● **REQUIRED TASK**: Your task is to repeat the records exactly from the line containing "What's the underlying" onward, through the final line.

● **RECORDS TO PROCESS**:
-- -- --
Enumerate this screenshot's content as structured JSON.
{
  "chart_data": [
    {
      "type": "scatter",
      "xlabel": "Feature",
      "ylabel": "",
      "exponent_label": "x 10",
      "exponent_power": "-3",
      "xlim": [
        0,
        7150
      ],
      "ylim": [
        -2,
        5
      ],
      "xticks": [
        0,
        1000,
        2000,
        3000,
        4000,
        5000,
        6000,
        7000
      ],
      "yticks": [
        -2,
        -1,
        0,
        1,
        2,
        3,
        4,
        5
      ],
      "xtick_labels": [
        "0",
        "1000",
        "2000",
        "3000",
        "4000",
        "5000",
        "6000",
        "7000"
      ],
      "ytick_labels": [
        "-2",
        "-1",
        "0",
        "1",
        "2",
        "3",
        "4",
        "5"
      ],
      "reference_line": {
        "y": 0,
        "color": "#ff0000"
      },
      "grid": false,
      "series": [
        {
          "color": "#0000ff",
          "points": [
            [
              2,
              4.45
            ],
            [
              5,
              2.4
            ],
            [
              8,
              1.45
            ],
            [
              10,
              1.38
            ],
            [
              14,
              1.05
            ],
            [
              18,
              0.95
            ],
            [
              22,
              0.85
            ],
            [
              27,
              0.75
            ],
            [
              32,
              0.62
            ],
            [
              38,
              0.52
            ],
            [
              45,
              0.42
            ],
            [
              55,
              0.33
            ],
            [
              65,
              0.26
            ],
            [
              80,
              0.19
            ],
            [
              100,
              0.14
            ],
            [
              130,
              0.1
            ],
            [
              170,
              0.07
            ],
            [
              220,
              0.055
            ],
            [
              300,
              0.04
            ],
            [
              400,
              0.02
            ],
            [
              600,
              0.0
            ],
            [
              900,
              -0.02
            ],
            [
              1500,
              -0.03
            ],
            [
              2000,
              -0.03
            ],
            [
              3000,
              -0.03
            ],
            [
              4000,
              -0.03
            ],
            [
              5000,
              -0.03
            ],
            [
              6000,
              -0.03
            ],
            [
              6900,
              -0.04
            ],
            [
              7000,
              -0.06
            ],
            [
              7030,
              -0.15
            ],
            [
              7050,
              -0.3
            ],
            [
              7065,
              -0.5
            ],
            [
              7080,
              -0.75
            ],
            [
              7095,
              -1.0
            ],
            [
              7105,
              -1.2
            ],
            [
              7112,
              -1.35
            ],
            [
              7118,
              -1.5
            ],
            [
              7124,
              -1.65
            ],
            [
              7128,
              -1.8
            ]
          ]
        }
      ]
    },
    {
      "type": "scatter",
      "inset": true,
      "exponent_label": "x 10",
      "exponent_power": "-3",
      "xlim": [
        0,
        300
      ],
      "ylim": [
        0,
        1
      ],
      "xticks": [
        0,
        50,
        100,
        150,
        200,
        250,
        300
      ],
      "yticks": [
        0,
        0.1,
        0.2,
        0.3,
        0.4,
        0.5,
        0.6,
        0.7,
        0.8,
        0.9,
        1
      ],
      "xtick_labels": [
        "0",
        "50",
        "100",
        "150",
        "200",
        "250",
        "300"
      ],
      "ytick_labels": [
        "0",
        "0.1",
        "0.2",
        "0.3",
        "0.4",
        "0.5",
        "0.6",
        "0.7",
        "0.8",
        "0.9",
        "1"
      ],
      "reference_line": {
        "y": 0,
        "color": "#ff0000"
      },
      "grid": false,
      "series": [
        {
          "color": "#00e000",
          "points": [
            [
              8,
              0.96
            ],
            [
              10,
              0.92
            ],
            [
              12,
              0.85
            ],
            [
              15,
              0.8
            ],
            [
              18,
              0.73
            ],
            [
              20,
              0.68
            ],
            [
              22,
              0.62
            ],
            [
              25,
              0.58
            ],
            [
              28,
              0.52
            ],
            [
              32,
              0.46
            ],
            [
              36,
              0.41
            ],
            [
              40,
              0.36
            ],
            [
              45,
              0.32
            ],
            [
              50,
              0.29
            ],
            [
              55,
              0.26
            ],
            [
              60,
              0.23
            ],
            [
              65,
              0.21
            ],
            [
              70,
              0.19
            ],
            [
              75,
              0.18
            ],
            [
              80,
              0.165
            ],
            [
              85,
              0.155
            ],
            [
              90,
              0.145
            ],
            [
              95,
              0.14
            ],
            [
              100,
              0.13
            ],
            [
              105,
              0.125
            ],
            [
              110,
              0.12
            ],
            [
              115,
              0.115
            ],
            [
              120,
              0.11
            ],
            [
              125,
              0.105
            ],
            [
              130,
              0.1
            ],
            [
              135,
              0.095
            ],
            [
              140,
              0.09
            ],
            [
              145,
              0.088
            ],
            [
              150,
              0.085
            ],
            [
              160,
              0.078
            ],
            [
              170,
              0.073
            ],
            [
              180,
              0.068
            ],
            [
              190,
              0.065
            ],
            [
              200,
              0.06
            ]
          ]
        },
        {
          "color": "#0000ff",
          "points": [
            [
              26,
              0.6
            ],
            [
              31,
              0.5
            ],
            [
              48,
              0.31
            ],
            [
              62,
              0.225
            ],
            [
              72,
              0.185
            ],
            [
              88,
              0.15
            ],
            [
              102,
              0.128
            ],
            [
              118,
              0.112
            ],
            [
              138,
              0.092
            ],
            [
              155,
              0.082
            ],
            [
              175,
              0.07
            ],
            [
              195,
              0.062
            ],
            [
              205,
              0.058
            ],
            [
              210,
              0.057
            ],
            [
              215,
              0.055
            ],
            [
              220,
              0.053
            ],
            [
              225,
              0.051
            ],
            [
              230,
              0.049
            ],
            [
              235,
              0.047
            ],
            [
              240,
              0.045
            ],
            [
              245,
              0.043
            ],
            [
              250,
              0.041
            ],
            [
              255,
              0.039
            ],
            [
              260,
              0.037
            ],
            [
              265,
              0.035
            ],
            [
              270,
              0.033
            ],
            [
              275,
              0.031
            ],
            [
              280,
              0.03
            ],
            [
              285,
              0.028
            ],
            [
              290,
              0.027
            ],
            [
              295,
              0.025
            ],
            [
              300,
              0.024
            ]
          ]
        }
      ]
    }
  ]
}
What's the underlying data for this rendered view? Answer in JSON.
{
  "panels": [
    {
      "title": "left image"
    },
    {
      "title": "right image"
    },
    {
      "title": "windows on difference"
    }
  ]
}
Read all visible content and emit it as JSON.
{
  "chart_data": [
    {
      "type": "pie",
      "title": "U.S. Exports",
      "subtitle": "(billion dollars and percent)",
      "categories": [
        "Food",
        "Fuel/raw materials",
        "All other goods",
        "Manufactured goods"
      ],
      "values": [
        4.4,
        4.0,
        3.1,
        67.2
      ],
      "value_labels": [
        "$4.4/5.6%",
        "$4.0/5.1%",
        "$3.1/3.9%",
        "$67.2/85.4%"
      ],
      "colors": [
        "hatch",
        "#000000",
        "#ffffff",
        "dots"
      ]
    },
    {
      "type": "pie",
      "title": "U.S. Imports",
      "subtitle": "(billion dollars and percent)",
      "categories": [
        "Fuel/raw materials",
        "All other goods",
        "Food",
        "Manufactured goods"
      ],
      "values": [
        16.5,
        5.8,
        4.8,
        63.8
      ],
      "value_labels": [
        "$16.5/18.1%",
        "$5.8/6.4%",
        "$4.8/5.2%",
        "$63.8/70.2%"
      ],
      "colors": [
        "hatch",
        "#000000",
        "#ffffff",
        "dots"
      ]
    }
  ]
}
-- -- --
● **EXPECTED OUTPUT**:
What's the underlying data for this rendered view? Answer in JSON.
{
  "panels": [
    {
      "title": "left image"
    },
    {
      "title": "right image"
    },
    {
      "title": "windows on difference"
    }
  ]
}
Read all visible content and emit it as JSON.
{
  "chart_data": [
    {
      "type": "pie",
      "title": "U.S. Exports",
      "subtitle": "(billion dollars and percent)",
      "categories": [
        "Food",
        "Fuel/raw materials",
        "All other goods",
        "Manufactured goods"
      ],
      "values": [
        4.4,
        4.0,
        3.1,
        67.2
      ],
      "value_labels": [
        "$4.4/5.6%",
        "$4.0/5.1%",
        "$3.1/3.9%",
        "$67.2/85.4%"
      ],
      "colors": [
        "hatch",
        "#000000",
        "#ffffff",
        "dots"
      ]
    },
    {
      "type": "pie",
      "title": "U.S. Imports",
      "subtitle": "(billion dollars and percent)",
      "categories": [
        "Fuel/raw materials",
        "All other goods",
        "Food",
        "Manufactured goods"
      ],
      "values": [
        16.5,
        5.8,
        4.8,
        63.8
      ],
      "value_labels": [
        "$16.5/18.1%",
        "$5.8/6.4%",
        "$4.8/5.2%",
        "$63.8/70.2%"
      ],
      "colors": [
        "hatch",
        "#000000",
        "#ffffff",
        "dots"
      ]
    }
  ]
}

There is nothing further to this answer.